Nokia BH-905i review

After trying the Sennheiser MM 550 and returning them, I continued using my good, old Philips SHB-9000 until they fell apart a couple of weeks ago. I tried the Philips SHB-9100 and was close to buying another pair of Philips SHB-9000 until I figured that there must be a pair of Noise-cancelling bluetooth headphones that satisfies my needs.

The Philips SHB-9000 were quite OK, but they didn’t cancel the outside noise and since they were neither covering the whole ears nor particularly soft, my ears hurt after a while.

After searching for a bit, I found the Nokia BH-905i that support A2DP as well as AVRCP and thus are compatible with any mobile phone – not only Nokia devices.

Nokia BH-905i Box

unboxing

They come in a nicely designed Blue box, along with an arsenal of adapter cables for every purpose and a carrying case. Unfortunately, the provided power supply supports only domestic power sockets (with me having bout the german version) and you’ll have to get another power supply to use them in other networks. The Power supply of the Sennheiser MM-550 came with a couple of adapters for several networks around the world. The Nokias aren’t compatible with Micro-USB standard so you also won’t be able to charge them using your computer and you’ll have to take the provided power adapter with you. Further, there are

  • A Nokia Audio-cable to connect it to Nokia Phones (and use the built-in mic as well as the headphone functionality)

• Given entries
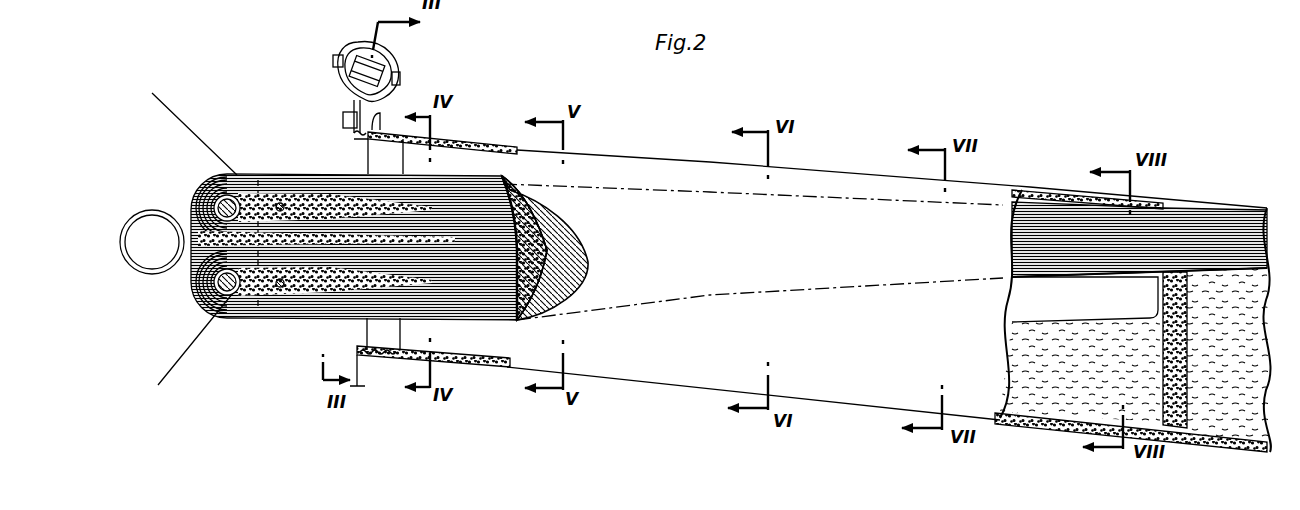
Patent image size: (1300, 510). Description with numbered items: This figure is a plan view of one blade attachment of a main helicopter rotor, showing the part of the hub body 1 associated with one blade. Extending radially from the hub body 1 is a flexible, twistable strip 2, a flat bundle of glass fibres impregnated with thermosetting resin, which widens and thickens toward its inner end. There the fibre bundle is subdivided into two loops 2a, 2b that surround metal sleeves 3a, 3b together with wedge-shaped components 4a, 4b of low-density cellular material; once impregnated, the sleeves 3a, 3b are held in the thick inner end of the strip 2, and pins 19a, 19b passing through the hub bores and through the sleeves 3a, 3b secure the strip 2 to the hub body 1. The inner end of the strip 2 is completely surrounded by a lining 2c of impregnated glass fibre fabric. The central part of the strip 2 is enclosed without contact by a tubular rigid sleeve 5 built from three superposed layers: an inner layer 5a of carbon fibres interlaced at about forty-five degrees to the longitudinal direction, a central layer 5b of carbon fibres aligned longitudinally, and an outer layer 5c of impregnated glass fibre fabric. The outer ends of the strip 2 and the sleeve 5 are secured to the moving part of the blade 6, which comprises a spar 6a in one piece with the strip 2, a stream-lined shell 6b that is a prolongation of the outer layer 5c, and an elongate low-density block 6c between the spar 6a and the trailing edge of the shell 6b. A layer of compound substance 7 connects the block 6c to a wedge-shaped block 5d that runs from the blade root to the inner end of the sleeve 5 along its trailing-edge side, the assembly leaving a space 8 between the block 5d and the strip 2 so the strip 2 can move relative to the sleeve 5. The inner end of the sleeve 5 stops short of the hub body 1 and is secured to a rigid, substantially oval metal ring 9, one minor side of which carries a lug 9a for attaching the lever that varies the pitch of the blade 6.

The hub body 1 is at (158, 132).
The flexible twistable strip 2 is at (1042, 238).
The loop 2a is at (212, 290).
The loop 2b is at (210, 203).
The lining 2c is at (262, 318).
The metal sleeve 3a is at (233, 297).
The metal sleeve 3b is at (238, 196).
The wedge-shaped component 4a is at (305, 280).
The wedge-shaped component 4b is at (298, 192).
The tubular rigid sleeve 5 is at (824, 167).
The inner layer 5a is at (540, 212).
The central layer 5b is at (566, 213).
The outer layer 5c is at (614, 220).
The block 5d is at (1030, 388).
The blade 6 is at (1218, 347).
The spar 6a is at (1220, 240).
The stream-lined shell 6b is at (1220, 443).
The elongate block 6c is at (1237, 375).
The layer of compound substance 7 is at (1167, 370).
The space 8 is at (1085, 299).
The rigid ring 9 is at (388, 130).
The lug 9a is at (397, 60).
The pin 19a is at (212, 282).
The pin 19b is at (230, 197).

...

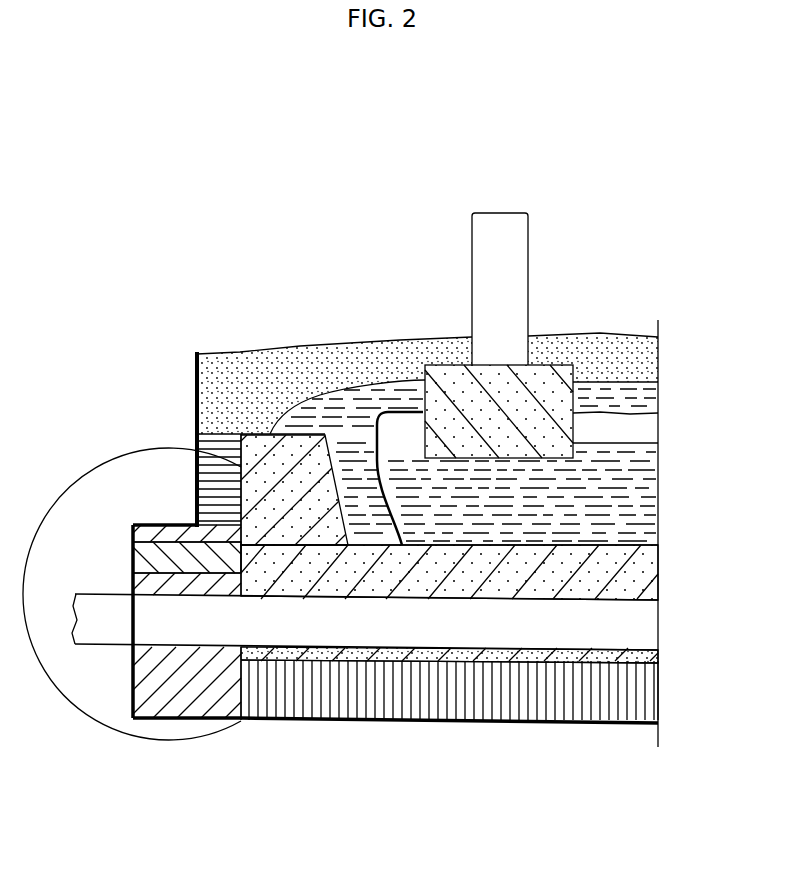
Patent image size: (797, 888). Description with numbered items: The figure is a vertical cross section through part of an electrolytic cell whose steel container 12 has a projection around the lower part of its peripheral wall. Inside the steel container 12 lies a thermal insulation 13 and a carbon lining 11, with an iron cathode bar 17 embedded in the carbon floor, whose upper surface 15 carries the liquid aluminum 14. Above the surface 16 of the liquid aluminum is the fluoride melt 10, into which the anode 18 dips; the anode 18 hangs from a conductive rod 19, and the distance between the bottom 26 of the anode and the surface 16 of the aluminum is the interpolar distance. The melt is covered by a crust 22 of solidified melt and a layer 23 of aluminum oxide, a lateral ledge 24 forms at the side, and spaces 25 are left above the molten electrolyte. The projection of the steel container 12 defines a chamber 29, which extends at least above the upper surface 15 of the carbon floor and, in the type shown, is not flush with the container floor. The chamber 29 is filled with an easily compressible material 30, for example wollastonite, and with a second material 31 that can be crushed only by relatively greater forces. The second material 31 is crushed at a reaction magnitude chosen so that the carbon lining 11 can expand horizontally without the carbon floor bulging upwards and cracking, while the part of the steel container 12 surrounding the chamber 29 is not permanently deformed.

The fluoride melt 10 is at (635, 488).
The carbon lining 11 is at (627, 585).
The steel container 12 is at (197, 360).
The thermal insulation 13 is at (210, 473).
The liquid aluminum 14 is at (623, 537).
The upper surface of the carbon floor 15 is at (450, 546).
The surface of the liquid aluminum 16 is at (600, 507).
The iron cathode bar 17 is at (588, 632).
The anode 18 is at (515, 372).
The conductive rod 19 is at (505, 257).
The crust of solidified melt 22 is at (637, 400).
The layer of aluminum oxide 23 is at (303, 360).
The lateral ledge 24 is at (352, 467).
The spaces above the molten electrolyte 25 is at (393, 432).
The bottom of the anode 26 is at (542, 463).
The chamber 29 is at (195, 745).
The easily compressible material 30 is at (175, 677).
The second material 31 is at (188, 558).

* * *

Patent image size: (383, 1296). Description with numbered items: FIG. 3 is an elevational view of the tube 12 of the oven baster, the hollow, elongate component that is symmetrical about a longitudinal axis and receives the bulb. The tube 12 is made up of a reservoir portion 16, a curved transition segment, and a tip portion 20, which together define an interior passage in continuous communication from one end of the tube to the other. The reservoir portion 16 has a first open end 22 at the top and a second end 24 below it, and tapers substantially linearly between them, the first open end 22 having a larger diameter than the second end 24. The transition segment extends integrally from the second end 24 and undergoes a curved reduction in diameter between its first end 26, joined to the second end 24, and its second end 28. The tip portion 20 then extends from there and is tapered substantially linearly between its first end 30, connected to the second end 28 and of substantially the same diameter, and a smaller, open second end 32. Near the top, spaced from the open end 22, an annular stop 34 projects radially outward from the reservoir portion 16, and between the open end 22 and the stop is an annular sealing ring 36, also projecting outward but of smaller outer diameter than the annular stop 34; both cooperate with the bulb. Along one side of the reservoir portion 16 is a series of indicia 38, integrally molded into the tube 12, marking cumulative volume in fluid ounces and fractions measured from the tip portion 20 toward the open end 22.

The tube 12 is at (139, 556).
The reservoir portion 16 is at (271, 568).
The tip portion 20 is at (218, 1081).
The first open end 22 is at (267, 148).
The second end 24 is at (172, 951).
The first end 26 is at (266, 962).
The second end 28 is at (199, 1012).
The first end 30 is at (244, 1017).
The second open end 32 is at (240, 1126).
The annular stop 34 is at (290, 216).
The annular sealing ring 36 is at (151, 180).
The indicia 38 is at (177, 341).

• What you need to do
Which two Bluetooth profiles does the Nokia BH-905i support, according to the headphone review?

• Written response
A2DP and AVRCP.